━━━━━ Listing ━━━━━

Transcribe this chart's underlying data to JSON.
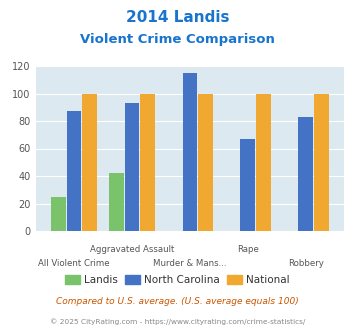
{
  "title_line1": "2014 Landis",
  "title_line2": "Violent Crime Comparison",
  "title_color": "#1874cd",
  "categories": [
    "All Violent Crime",
    "Aggravated Assault",
    "Murder & Mans...",
    "Rape",
    "Robbery"
  ],
  "x_labels_top": [
    "",
    "Aggravated Assault",
    "",
    "Rape",
    ""
  ],
  "x_labels_bot": [
    "All Violent Crime",
    "",
    "Murder & Mans...",
    "",
    "Robbery"
  ],
  "landis": [
    25,
    42,
    0,
    0,
    0
  ],
  "north_carolina": [
    87,
    93,
    115,
    67,
    83
  ],
  "national": [
    100,
    100,
    100,
    100,
    100
  ],
  "landis_color": "#7ac36a",
  "nc_color": "#4472c4",
  "national_color": "#f0a830",
  "bg_color": "#dce9f0",
  "ylim": [
    0,
    120
  ],
  "yticks": [
    0,
    20,
    40,
    60,
    80,
    100,
    120
  ],
  "legend_labels": [
    "Landis",
    "North Carolina",
    "National"
  ],
  "footnote1": "Compared to U.S. average. (U.S. average equals 100)",
  "footnote2": "© 2025 CityRating.com - https://www.cityrating.com/crime-statistics/",
  "footnote1_color": "#cc5500",
  "footnote2_color": "#888888"
}
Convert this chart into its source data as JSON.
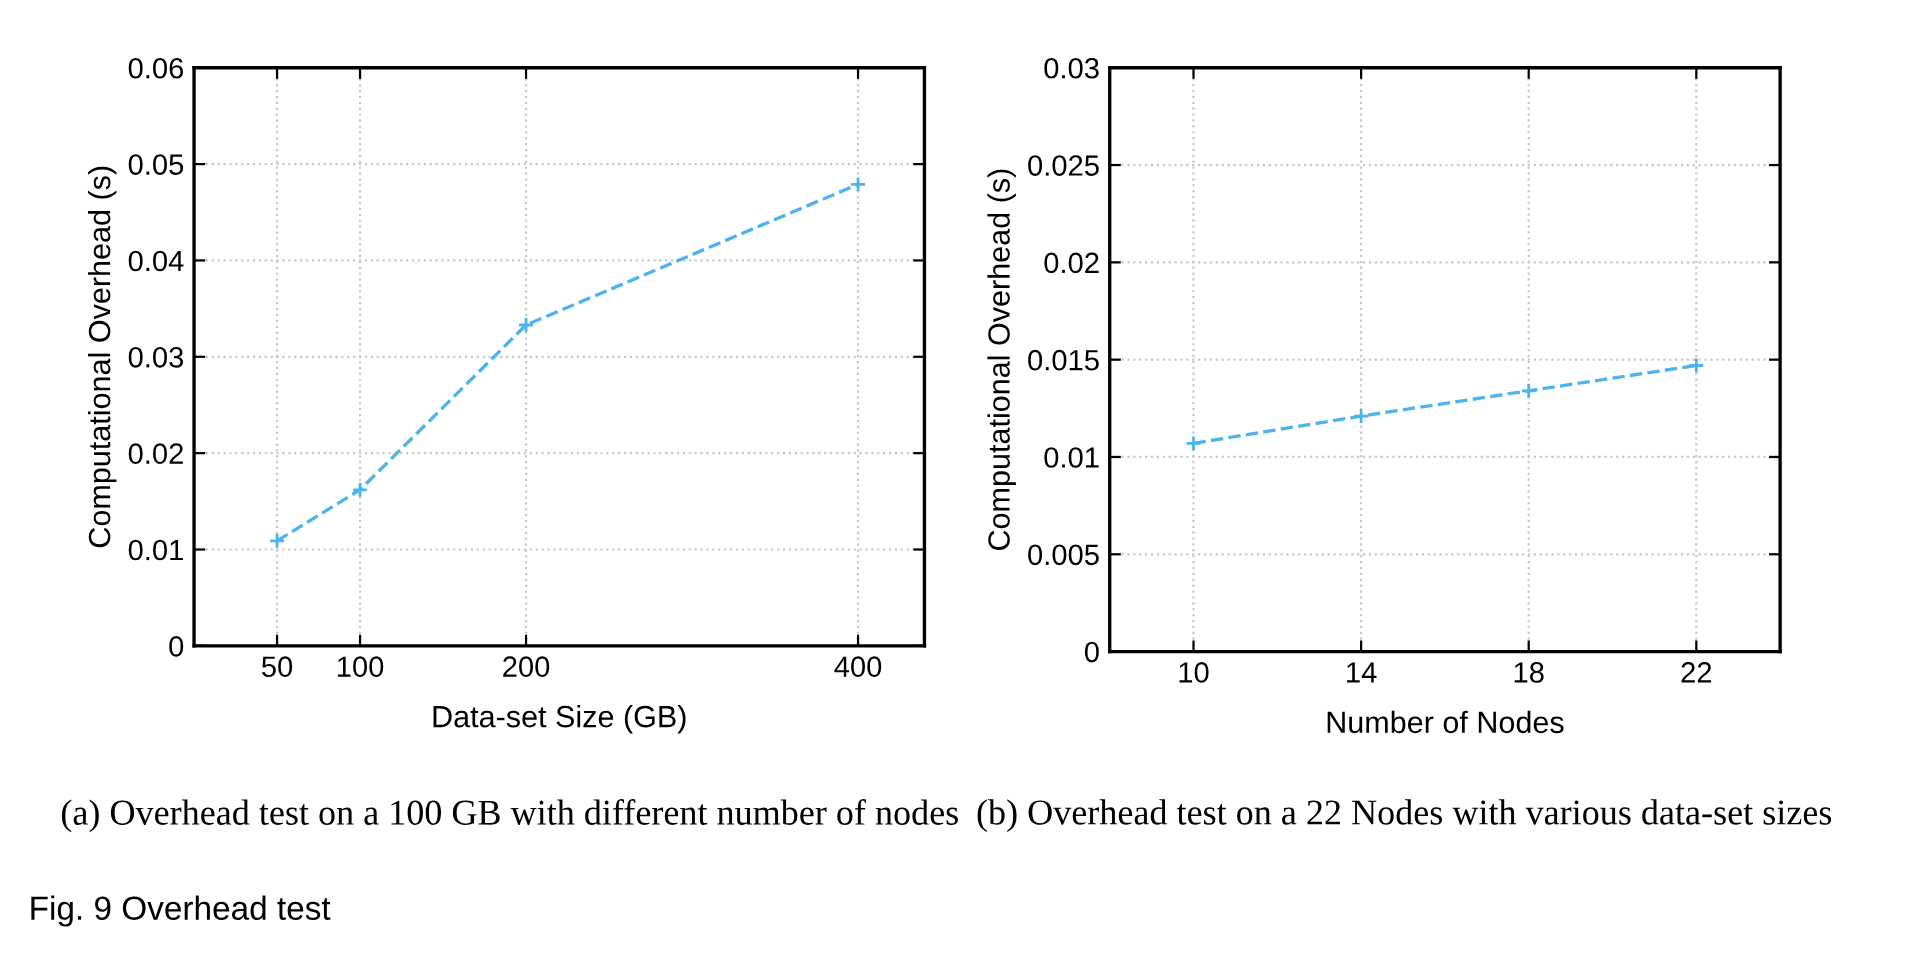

━━━━━

| Task statement |
Keep every word of the data as it is when you write it out, but drop the pictures.

| Result of this task |
Transcribe this chart's underlying data to JSON.
{
  "title_line1": "2014 Landis",
  "title_line2": "Violent Crime Comparison",
  "title_color": "#1874cd",
  "categories": [
    "All Violent Crime",
    "Aggravated Assault",
    "Murder & Mans...",
    "Rape",
    "Robbery"
  ],
  "x_labels_top": [
    "",
    "Aggravated Assault",
    "",
    "Rape",
    ""
  ],
  "x_labels_bot": [
    "All Violent Crime",
    "",
    "Murder & Mans...",
    "",
    "Robbery"
  ],
  "landis": [
    25,
    42,
    0,
    0,
    0
  ],
  "north_carolina": [
    87,
    93,
    115,
    67,
    83
  ],
  "national": [
    100,
    100,
    100,
    100,
    100
  ],
  "landis_color": "#7ac36a",
  "nc_color": "#4472c4",
  "national_color": "#f0a830",
  "bg_color": "#dce9f0",
  "ylim": [
    0,
    120
  ],
  "yticks": [
    0,
    20,
    40,
    60,
    80,
    100,
    120
  ],
  "legend_labels": [
    "Landis",
    "North Carolina",
    "National"
  ],
  "footnote1": "Compared to U.S. average. (U.S. average equals 100)",
  "footnote2": "© 2025 CityRating.com - https://www.cityrating.com/crime-statistics/",
  "footnote1_color": "#cc5500",
  "footnote2_color": "#888888"
}
Convert this chart into its source data as JSON.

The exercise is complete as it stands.